Look through the records that follow. Copy every line containing the word "Disk".

=-=-=

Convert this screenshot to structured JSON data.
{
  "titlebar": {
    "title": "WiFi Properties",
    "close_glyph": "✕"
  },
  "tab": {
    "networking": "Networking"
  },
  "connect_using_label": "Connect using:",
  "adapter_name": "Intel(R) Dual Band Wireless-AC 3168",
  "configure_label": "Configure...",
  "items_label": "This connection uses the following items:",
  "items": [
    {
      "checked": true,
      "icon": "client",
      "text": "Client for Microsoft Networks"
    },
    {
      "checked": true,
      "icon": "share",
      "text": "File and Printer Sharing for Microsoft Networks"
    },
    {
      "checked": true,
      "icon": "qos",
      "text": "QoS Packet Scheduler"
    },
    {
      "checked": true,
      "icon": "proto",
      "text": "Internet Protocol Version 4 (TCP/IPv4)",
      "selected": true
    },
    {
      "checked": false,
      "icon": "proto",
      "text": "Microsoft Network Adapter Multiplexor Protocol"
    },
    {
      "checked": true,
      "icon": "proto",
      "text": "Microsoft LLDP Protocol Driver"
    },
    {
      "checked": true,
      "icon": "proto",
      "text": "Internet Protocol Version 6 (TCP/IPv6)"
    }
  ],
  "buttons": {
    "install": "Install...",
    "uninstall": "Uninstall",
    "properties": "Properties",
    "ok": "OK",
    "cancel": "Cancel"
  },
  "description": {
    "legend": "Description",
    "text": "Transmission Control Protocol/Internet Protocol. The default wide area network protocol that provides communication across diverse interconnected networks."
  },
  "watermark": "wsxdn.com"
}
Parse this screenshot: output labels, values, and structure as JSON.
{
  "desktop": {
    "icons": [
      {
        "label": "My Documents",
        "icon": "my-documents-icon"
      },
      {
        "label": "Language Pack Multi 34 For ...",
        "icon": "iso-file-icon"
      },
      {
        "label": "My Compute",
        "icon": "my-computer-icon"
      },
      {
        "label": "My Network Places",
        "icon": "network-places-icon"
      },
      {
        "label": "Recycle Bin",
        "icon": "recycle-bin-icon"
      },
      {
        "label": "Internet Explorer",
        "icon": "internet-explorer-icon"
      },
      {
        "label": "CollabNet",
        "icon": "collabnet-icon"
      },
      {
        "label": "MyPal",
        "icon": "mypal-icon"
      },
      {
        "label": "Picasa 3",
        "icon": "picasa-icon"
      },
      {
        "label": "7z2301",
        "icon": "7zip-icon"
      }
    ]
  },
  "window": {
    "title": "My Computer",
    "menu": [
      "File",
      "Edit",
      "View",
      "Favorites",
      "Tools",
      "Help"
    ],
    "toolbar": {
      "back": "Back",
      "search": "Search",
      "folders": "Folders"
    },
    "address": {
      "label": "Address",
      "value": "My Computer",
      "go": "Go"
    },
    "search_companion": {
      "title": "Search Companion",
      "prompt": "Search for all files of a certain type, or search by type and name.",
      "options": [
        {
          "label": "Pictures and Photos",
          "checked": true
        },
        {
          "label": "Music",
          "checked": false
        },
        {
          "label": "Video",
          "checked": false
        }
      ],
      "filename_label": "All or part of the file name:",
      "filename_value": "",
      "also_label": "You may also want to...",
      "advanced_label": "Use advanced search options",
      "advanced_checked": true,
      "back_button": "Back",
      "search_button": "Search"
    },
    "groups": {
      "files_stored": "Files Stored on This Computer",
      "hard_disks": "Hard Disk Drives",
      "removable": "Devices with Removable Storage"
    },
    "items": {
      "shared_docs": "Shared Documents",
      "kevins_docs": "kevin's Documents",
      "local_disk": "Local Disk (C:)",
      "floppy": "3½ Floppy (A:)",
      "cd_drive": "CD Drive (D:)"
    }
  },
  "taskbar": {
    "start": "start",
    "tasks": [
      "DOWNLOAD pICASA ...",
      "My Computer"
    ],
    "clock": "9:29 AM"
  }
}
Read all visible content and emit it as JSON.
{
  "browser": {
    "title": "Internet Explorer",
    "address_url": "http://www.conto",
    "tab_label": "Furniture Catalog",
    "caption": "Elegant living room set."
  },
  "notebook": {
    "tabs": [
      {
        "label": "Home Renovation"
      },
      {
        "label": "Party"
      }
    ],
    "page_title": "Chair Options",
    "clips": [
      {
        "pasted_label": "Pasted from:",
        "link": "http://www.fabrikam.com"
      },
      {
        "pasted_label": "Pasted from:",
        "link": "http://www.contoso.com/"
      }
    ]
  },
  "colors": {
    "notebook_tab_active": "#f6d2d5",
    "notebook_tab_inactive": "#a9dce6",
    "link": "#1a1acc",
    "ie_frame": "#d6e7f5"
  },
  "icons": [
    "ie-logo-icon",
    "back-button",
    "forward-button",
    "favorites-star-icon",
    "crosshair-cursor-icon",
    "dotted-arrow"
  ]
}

=-=-=

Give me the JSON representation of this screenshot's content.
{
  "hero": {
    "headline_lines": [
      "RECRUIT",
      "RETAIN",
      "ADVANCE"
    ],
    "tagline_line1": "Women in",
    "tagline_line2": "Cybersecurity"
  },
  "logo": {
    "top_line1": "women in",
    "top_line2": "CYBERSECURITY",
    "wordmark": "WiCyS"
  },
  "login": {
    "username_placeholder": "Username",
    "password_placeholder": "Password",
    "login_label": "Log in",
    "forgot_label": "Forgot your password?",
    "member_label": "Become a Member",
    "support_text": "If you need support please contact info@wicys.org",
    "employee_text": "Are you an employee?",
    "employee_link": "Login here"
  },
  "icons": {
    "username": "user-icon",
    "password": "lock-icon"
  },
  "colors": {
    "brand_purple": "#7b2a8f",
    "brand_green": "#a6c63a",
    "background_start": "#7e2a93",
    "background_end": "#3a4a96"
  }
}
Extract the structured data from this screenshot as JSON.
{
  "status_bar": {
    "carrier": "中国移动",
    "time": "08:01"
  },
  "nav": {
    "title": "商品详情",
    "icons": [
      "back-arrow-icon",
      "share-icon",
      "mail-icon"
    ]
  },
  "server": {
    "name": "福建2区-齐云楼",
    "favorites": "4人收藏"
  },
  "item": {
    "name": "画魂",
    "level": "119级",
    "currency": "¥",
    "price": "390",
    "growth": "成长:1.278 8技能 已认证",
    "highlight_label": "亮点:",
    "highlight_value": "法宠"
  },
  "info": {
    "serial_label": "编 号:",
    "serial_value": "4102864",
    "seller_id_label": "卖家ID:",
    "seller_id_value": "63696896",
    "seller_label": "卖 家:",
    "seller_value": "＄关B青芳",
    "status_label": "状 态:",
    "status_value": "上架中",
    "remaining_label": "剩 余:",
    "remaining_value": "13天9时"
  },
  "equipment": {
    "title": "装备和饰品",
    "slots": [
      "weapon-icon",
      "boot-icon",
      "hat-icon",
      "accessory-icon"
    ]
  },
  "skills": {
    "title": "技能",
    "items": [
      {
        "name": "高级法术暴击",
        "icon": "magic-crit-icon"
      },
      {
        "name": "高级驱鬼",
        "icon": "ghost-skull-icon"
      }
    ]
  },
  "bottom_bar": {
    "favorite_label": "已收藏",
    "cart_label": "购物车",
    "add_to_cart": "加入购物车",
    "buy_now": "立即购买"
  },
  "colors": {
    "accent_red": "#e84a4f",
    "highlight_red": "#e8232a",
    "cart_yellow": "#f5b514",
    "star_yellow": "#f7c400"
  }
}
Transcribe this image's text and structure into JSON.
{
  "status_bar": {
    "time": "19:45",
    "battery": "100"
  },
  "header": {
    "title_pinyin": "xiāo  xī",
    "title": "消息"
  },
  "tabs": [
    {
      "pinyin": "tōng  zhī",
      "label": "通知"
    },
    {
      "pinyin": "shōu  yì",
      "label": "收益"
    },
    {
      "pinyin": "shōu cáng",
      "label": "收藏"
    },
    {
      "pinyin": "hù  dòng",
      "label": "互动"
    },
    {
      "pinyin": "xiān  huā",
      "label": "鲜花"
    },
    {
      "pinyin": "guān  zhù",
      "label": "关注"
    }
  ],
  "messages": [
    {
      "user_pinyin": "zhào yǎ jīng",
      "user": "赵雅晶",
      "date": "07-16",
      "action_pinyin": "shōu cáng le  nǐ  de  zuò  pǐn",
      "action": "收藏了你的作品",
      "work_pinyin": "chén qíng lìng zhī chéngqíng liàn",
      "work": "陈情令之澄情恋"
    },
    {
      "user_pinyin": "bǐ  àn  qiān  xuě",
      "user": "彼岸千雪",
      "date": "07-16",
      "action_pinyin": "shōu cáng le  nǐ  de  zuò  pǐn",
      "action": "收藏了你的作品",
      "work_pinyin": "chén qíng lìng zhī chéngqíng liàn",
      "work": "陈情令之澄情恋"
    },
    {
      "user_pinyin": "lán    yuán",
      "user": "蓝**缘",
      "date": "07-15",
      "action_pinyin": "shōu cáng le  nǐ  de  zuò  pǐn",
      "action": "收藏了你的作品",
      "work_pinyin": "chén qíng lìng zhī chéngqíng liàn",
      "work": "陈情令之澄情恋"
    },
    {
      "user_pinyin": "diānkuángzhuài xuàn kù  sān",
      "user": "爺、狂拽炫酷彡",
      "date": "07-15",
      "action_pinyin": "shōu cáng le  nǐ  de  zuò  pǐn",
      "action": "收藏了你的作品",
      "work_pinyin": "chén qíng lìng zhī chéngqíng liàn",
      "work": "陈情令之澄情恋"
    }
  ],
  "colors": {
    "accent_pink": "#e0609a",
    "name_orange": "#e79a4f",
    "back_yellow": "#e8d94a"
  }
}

=-=-=

* **CORRECT ANSWER**:
      "hard_disks": "Hard Disk Drives",
      "local_disk": "Local Disk (C:)",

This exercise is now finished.